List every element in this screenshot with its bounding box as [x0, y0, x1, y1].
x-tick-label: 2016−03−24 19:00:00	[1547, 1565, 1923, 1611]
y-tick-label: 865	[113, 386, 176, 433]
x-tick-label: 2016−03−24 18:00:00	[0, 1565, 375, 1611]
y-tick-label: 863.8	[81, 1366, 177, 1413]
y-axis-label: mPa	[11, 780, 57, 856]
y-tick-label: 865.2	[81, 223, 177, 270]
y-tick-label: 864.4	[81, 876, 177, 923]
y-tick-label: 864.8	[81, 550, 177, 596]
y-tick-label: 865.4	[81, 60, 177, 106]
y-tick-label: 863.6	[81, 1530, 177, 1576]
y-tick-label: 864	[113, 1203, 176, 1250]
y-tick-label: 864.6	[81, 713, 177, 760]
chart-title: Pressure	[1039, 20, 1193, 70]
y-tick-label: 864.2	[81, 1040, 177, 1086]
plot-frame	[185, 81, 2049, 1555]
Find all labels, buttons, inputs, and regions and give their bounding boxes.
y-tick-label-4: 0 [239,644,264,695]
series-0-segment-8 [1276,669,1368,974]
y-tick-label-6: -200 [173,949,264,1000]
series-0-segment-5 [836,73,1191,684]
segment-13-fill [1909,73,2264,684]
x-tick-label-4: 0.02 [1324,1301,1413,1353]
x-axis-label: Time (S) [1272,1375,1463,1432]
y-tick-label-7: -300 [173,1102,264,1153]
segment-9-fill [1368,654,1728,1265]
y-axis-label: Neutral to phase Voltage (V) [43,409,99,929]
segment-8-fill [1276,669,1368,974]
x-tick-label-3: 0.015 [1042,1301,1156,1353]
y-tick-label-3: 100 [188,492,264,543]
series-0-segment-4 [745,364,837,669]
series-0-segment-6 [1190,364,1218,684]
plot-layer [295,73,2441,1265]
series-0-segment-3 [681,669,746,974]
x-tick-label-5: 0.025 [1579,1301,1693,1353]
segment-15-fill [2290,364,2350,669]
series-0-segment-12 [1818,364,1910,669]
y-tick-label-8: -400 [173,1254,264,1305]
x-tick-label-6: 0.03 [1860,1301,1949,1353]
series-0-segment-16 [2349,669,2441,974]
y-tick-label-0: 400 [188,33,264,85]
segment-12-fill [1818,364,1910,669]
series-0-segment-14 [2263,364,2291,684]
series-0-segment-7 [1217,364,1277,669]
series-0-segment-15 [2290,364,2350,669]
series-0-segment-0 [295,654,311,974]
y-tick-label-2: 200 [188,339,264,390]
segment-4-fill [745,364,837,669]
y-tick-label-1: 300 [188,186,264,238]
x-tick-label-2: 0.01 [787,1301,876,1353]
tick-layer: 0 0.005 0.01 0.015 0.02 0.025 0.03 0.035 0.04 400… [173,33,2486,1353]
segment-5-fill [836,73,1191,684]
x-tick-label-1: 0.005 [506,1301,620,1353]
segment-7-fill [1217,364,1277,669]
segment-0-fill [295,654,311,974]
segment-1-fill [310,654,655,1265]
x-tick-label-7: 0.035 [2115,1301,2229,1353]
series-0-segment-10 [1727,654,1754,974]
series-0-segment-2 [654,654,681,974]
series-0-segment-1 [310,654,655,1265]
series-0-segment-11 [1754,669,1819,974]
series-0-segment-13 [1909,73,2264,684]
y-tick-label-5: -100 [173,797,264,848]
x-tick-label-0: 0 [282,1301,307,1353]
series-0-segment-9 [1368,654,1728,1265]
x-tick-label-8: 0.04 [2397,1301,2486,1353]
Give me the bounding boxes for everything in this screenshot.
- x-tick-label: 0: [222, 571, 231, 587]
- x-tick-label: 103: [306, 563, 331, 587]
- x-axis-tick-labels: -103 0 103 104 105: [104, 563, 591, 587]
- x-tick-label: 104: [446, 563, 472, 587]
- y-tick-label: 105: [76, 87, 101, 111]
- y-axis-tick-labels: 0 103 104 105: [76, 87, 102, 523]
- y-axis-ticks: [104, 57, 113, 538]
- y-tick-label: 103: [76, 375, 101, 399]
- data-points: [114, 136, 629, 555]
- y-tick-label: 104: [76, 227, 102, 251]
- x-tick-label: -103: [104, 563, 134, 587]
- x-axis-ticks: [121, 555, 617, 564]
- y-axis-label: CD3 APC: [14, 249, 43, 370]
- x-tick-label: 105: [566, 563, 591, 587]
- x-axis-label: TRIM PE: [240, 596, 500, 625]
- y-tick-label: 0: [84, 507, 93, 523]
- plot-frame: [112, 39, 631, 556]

- - - - -

• _Description of the task_
Reproduce every one of the items above, line for line, with no changes.

• _Expected output_
List every element in this screenshot with its bounding box as [x0, y0, x1, y1].
x-tick-label: 2016−03−24 19:00:00	[1547, 1565, 1923, 1611]
y-tick-label: 865	[113, 386, 176, 433]
x-tick-label: 2016−03−24 18:00:00	[0, 1565, 375, 1611]
y-tick-label: 863.8	[81, 1366, 177, 1413]
y-axis-label: mPa	[11, 780, 57, 856]
y-tick-label: 865.2	[81, 223, 177, 270]
y-tick-label: 864.4	[81, 876, 177, 923]
y-tick-label: 864.8	[81, 550, 177, 596]
y-tick-label: 865.4	[81, 60, 177, 106]
y-tick-label: 863.6	[81, 1530, 177, 1576]
y-tick-label: 864	[113, 1203, 176, 1250]
y-tick-label: 864.6	[81, 713, 177, 760]
chart-title: Pressure	[1039, 20, 1193, 70]
y-tick-label: 864.2	[81, 1040, 177, 1086]
plot-frame	[185, 81, 2049, 1555]
Find all labels, buttons, inputs, and regions and give their bounding boxes.
y-tick-label-4: 0 [239,644,264,695]
series-0-segment-8 [1276,669,1368,974]
y-tick-label-6: -200 [173,949,264,1000]
series-0-segment-5 [836,73,1191,684]
segment-13-fill [1909,73,2264,684]
x-tick-label-4: 0.02 [1324,1301,1413,1353]
x-axis-label: Time (S) [1272,1375,1463,1432]
y-tick-label-7: -300 [173,1102,264,1153]
segment-9-fill [1368,654,1728,1265]
y-axis-label: Neutral to phase Voltage (V) [43,409,99,929]
segment-8-fill [1276,669,1368,974]
x-tick-label-3: 0.015 [1042,1301,1156,1353]
y-tick-label-3: 100 [188,492,264,543]
series-0-segment-4 [745,364,837,669]
series-0-segment-6 [1190,364,1218,684]
plot-layer [295,73,2441,1265]
series-0-segment-3 [681,669,746,974]
x-tick-label-5: 0.025 [1579,1301,1693,1353]
segment-15-fill [2290,364,2350,669]
series-0-segment-12 [1818,364,1910,669]
y-tick-label-8: -400 [173,1254,264,1305]
x-tick-label-6: 0.03 [1860,1301,1949,1353]
series-0-segment-16 [2349,669,2441,974]
y-tick-label-0: 400 [188,33,264,85]
segment-12-fill [1818,364,1910,669]
series-0-segment-14 [2263,364,2291,684]
series-0-segment-7 [1217,364,1277,669]
series-0-segment-15 [2290,364,2350,669]
series-0-segment-0 [295,654,311,974]
y-tick-label-2: 200 [188,339,264,390]
segment-4-fill [745,364,837,669]
y-tick-label-1: 300 [188,186,264,238]
x-tick-label-2: 0.01 [787,1301,876,1353]
tick-layer: 0 0.005 0.01 0.015 0.02 0.025 0.03 0.035 0.04 400… [173,33,2486,1353]
segment-5-fill [836,73,1191,684]
x-tick-label-1: 0.005 [506,1301,620,1353]
segment-7-fill [1217,364,1277,669]
segment-0-fill [295,654,311,974]
segment-1-fill [310,654,655,1265]
x-tick-label-7: 0.035 [2115,1301,2229,1353]
series-0-segment-10 [1727,654,1754,974]
series-0-segment-2 [654,654,681,974]
series-0-segment-1 [310,654,655,1265]
series-0-segment-11 [1754,669,1819,974]
series-0-segment-13 [1909,73,2264,684]
y-tick-label-5: -100 [173,797,264,848]
x-tick-label-0: 0 [282,1301,307,1353]
series-0-segment-9 [1368,654,1728,1265]
x-tick-label-8: 0.04 [2397,1301,2486,1353]
Give me the bounding boxes for everything in this screenshot.
- x-tick-label: 0: [222, 571, 231, 587]
- x-tick-label: 103: [306, 563, 331, 587]
- x-axis-tick-labels: -103 0 103 104 105: [104, 563, 591, 587]
- x-tick-label: 104: [446, 563, 472, 587]
- y-tick-label: 105: [76, 87, 101, 111]
- y-axis-tick-labels: 0 103 104 105: [76, 87, 102, 523]
- y-axis-ticks: [104, 57, 113, 538]
- y-tick-label: 103: [76, 375, 101, 399]
- data-points: [114, 136, 629, 555]
- y-tick-label: 104: [76, 227, 102, 251]
- x-tick-label: -103: [104, 563, 134, 587]
- x-axis-ticks: [121, 555, 617, 564]
- y-axis-label: CD3 APC: [14, 249, 43, 370]
- x-tick-label: 105: [566, 563, 591, 587]
- x-axis-label: TRIM PE: [240, 596, 500, 625]
- y-tick-label: 0: [84, 507, 93, 523]
- plot-frame: [112, 39, 631, 556]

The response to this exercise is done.